Tally up the lines carrying the string "Shirt" and respond with only the resulting number.

___ DATA SUPPLIED

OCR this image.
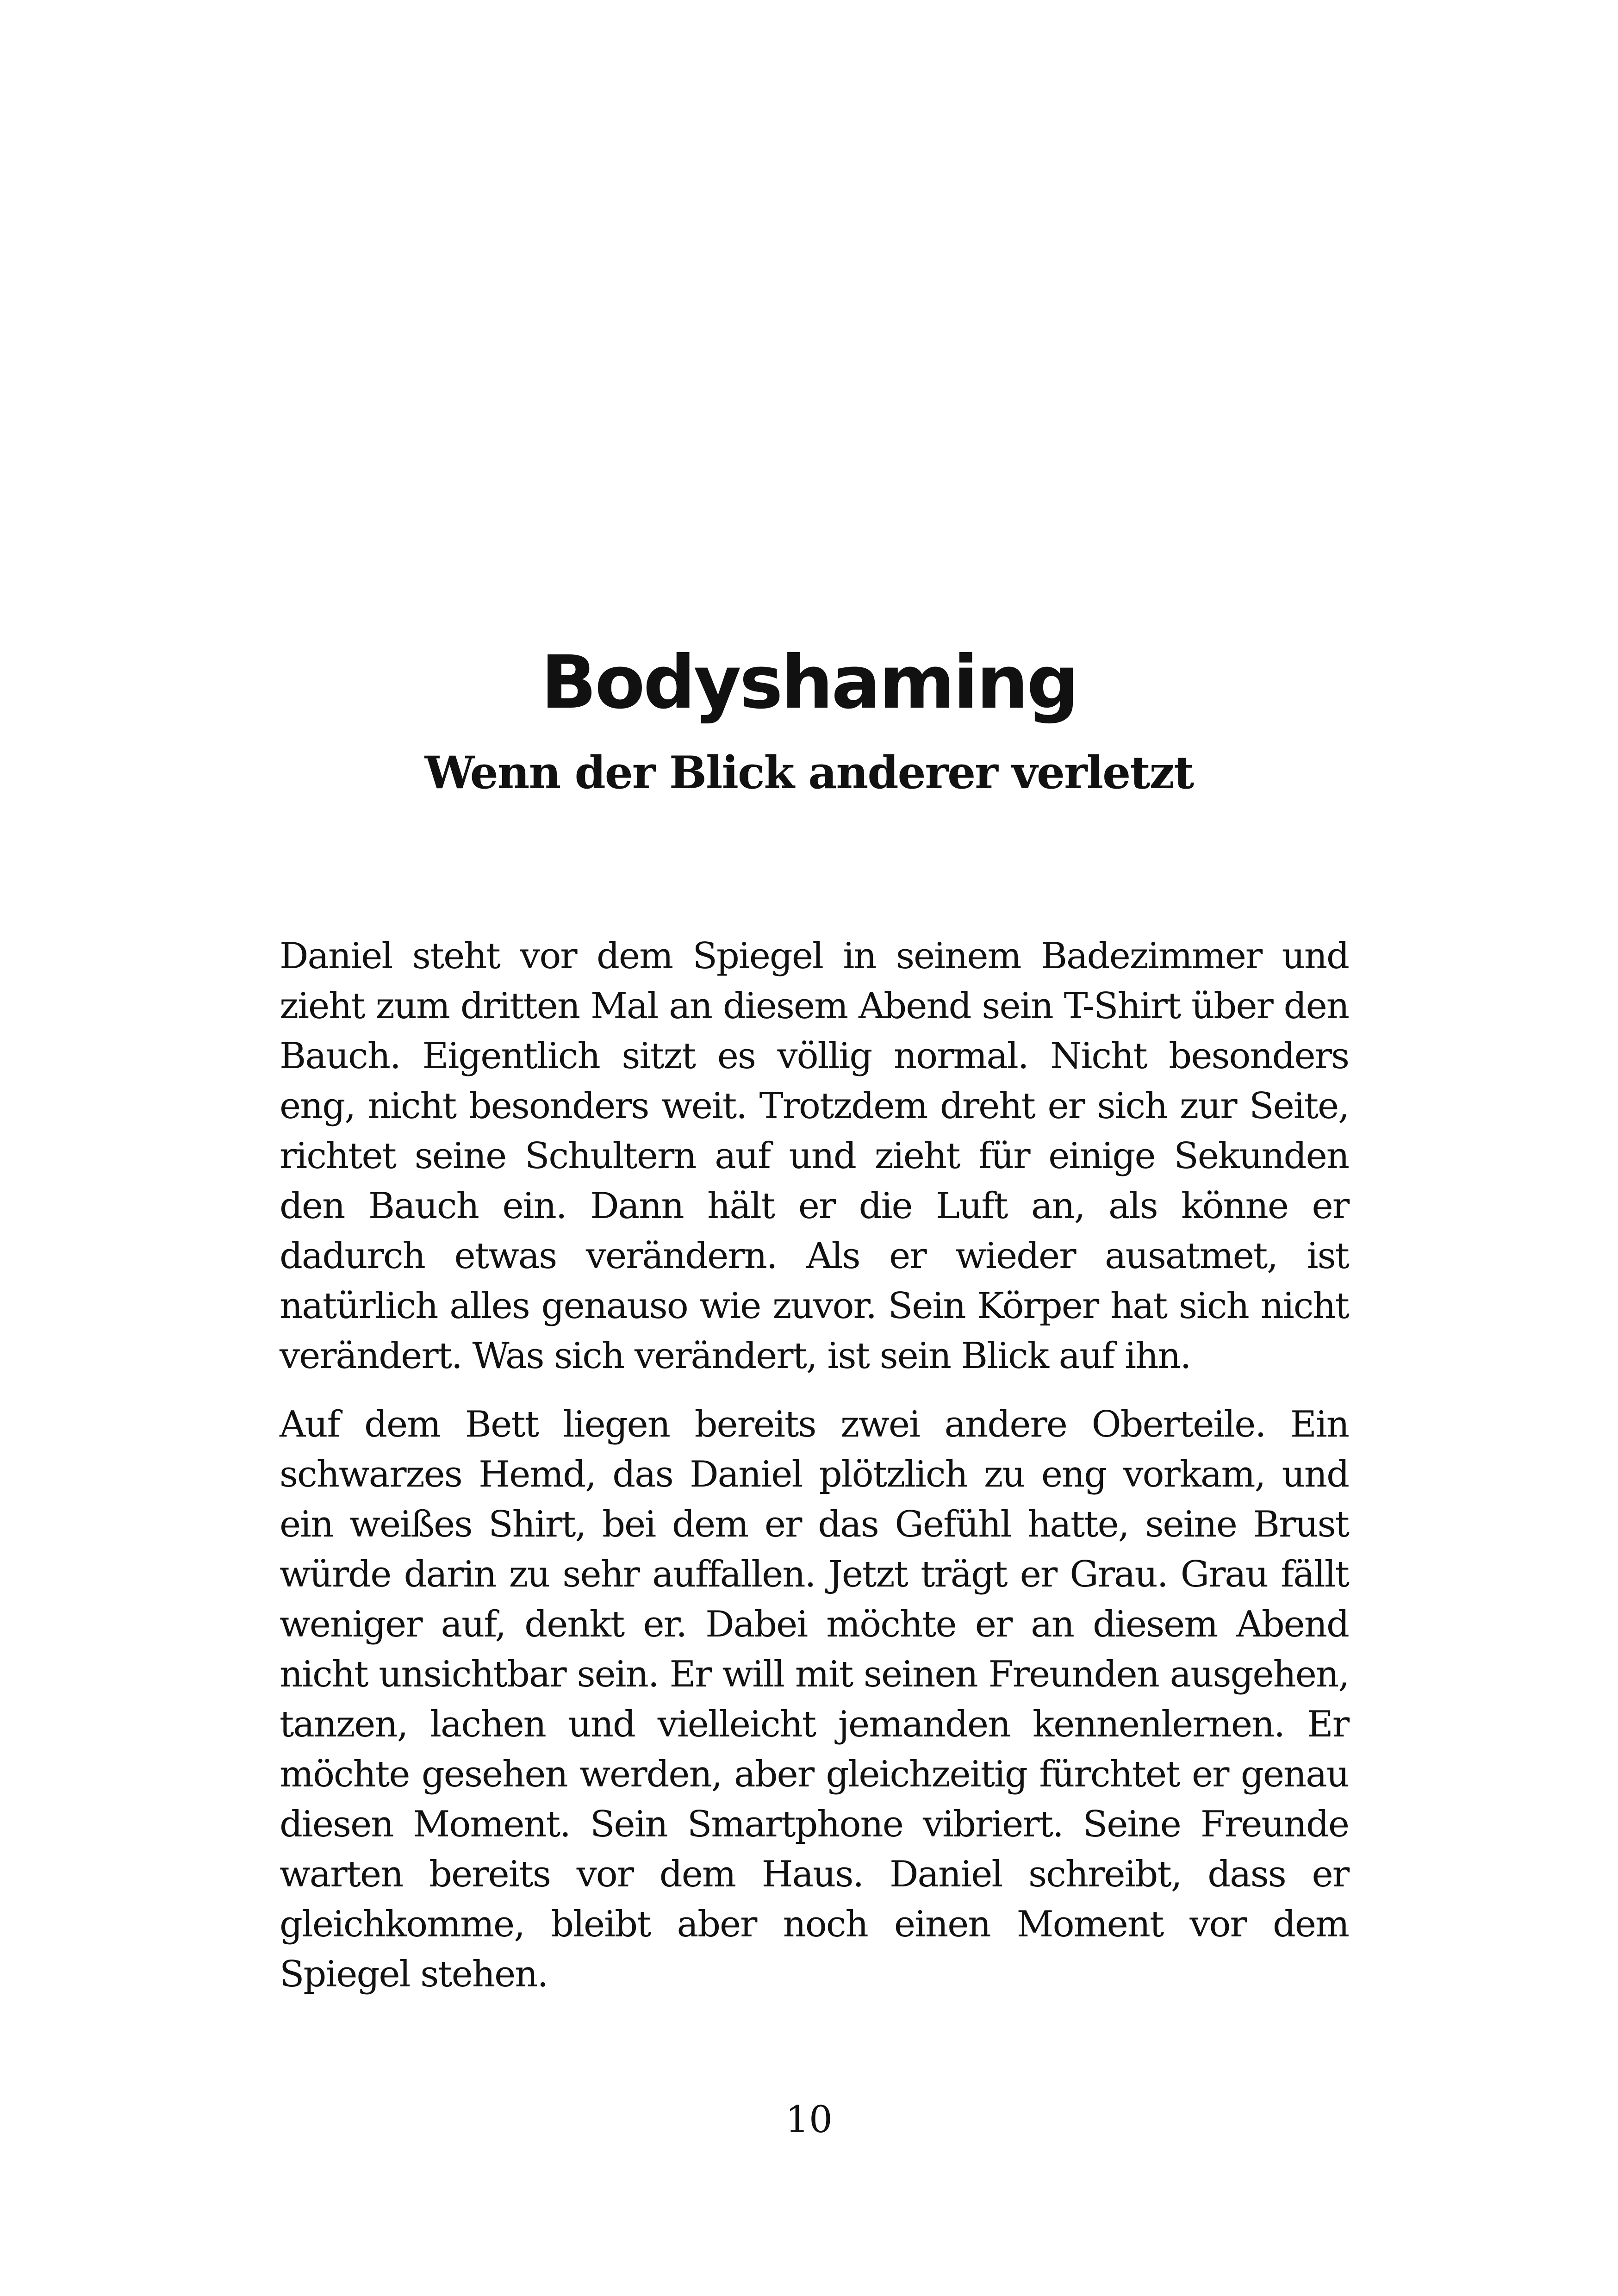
Bodyshaming
Wenn der Blick anderer verletzt

Daniel steht vor dem Spiegel in seinem Badezimmer und zieht zum dritten Mal an diesem Abend sein T-Shirt über den Bauch. Eigentlich sitzt es völlig normal. Nicht besonders eng, nicht besonders weit. Trotzdem dreht er sich zur Seite, richtet seine Schultern auf und zieht für einige Sekunden den Bauch ein. Dann hält er die Luft an, als könne er dadurch etwas verändern. Als er wieder ausatmet, ist natürlich alles genauso wie zuvor. Sein Körper hat sich nicht verändert. Was sich verändert, ist sein Blick auf ihn.

Auf dem Bett liegen bereits zwei andere Oberteile. Ein schwarzes Hemd, das Daniel plötzlich zu eng vorkam, und ein weißes Shirt, bei dem er das Gefühl hatte, seine Brust würde darin zu sehr auffallen. Jetzt trägt er Grau. Grau fällt weniger auf, denkt er. Dabei möchte er an diesem Abend nicht unsichtbar sein. Er will mit seinen Freunden ausgehen, tanzen, lachen und vielleicht jemanden kennenlernen. Er möchte gesehen werden, aber gleichzeitig fürchtet er genau diesen Moment. Sein Smartphone vibriert. Seine Freunde warten bereits vor dem Haus. Daniel schreibt, dass er gleichkomme, bleibt aber noch einen Moment vor dem Spiegel stehen.

10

______

◆ RESULT: 2